Emsal Mahkeme Kararı İzmir 3. Asliye Ticaret Mahkemesi 2019/209 E. 2022/211 K. 15.03.2022 T.

Görüntülediğiniz mahkeme kararı henüz kesinleşmemiştir. Yararlı olması amacıyla eklenmiştir.

T.C.
İZMİR
3. ASLİYE TİCARET MAHKEMESİ

ESAS NO : 2019/209
KARAR NO : 2022/211

DAVA : İtirazın İptali (Hizmet Sözleşmesinden Kaynaklanan)
DAVA TARİHİ : 31/05/2019
KARAR TARİHİ : 15/03/2022

Mahkememizde görülmekte olan İtirazın İptali (Hizmet Sözleşmesinden Kaynaklanan) davasının yapılan açık yargılaması sonunda,
GEREĞİ DÜŞÜNÜLDÜ:
Davacı vekili tarafından Mahkememize sunulan dava dilekçesinde özetle; Davacı ile davalı arasında ticari satım ilişkisinden kaynaklı cari hesaba dayalı bir ilişkinin bulunduğu, bu kapsamda taraflar arasında ticari ilişkiye konu malların davalı tarafa teslimine rağmen davalı tarafça satıma konu malların bedeline ilişkin yapılan ödemeler hiç yada borcun tamamını karşılayacak şekilde yapılmadığı, bu kapsamda davalı tarafça borca karşılık olarak verilen ve karşılıksız çıkan çek bedelini aşan 273.458,48 TL kısmi alacağın tahsili amacıyla İzmir 5. İcra Müdürlüğü’nün …/… E. Sayılı dosyası üzerinden ilamsız takip başlatıldığı, davalı tarafından yapılan itirazın haksız olduğu, alacağın varlığının sabit olduğu, davalı tarafça 3 ATM’nin …/… E. Sayılı dosyası üzerinden konkordato talep edildiği, bu kapsamda mahkemece verilen karar nedeni ile başlatılan ilamsız takibin durduğu ve konkordatoya davacının dahil olduğu, konkordato projesinin uygulanabilir olmadığı kanaati ile konkordato talebinin reddine karar verildiği, takip konusu edilen alacak yönünden avans faizi istenmesinin hukuka uygun olduğu, bu yöndeki itirazın da yerinde olmadığı belirtilerek itirazın iptali ile alacağın % 20’den az olmamak üzere icra inkar tazminatının talep edildiği görülmüştür.

----------

*Yapılacak işlemler*
**A)** Mahkeme kararına göre dava hangi tarihte açılmıştır?
**B)** Mahkeme kararını son cümlesinden sonrasıyla sürdürün.
Satırlar, mahkeme kararından bağımsız ayrı bir malzemedir.

[Bazı satırlar]
----------

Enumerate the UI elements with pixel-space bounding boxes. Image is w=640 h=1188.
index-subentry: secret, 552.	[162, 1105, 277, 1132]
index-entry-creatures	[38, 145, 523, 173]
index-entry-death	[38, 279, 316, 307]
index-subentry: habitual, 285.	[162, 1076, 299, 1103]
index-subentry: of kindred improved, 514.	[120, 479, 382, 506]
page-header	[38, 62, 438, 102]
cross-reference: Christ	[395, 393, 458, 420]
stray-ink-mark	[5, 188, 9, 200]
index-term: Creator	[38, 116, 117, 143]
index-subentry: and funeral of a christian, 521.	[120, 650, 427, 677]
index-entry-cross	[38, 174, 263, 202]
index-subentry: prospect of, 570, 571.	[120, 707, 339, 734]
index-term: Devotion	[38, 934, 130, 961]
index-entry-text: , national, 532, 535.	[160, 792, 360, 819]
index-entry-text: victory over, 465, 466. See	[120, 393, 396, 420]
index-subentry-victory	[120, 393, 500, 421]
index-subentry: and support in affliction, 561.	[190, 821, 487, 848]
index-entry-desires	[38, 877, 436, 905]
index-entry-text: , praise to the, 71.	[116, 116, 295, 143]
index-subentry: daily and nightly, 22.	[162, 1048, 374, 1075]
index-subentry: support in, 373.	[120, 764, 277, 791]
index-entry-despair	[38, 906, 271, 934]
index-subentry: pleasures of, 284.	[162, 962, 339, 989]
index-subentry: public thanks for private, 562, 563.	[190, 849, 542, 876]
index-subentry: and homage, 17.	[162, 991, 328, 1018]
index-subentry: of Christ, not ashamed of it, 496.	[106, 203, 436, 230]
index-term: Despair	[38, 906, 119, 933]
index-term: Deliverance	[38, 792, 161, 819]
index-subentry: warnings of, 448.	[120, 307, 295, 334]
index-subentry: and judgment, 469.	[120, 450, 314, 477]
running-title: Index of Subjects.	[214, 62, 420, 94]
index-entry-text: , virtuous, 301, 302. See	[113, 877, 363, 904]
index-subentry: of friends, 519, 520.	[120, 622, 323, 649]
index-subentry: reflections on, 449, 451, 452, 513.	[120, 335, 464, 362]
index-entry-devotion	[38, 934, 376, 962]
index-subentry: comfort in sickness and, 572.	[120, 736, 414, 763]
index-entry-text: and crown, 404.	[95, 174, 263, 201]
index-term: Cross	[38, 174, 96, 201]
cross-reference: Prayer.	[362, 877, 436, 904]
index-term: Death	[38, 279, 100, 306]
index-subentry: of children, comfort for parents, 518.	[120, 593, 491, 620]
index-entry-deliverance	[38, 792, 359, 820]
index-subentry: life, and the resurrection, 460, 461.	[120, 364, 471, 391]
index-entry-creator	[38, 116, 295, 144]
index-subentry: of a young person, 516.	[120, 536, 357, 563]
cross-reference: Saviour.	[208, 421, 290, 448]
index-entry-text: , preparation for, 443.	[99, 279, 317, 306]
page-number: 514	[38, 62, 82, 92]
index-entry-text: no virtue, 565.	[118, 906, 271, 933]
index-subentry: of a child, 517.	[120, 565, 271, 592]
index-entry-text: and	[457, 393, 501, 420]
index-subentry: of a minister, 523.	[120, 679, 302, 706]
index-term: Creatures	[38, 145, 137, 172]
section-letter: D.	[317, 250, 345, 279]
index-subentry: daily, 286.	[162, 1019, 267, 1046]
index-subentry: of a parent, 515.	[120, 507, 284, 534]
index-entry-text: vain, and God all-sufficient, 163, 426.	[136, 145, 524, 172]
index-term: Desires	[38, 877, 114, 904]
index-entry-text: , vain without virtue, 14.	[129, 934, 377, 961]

----------

*Görev yanıtları*
**A)** 31/05/2019

**B)**
Dava dilekçesinin davalı şirkete tebliğ edildiği, adı geçen davalı şirket tarafından cevap verilmediği ve böylece taraf teşkilinin sağlandığı görülmekle davalı … Tekstil … Ltd Şti’nin iş bu davayı inkar çerçevesinde savunduğu anlaşılmıştır.
DELİLLER:
İzmir 5. İcra Dairesi’nin …/… Esas sayılı icra dosyası aslı, Marmara Kurumlar Vergi Dairesi Müdürlüğü’nün yazı cevabı, Hasan Tahsin Vergi Dairesi Müdürlüğü’nün yazı cevapları, Bornova Vergi Dairesi Müdürlüğü’nün yazı cevabı, davacı kayıtlarının tetkikine esas İstanbul 16. ATM’nin …/… Talimat dosyası üzerinden SMMM Bilirkişisi … tarafından hazırlanan 18/08/2020 tarihli bilirkişi raporu, davacı kayıtlarının yeniden tetkikine dair İstanbul 19. ATM’nin …/… Talimat dosyası üzerinden SMMM Bilirkişisi … tarafından hazırlanan 23/08/2021 havale tarihli bilirkişi ek raporu, yine davacı kayıtlarının tetkikine dair İstanbul 12. ATM’nin …/… Talimat dosyası üzerinden SMMM Bilirkişisi … tarafından hazırlanan 05/01/2022 havale tarihli bilirkişi raporu dosyamız arasındadır.
İzmir 5. İcra Dairesi’nin …/… Esas sayılı icra dosyasının incelenmesinde; Mahkememiz davacısı tarafından davalı aleyhine 273.458,48 TL alacağın tahsili bakımından ilamsız takip başlatıldığı, takip dayanağının “davacının borçluya sattığı mal bedellerinden kaynaklanan ve davacının defterinde kayıtlı cari hesap alacağı” olarak belirtildiği, davalı yanca geniş anlamda yapılan borca itiraz ile takibin durdurulduğu görülmüştür.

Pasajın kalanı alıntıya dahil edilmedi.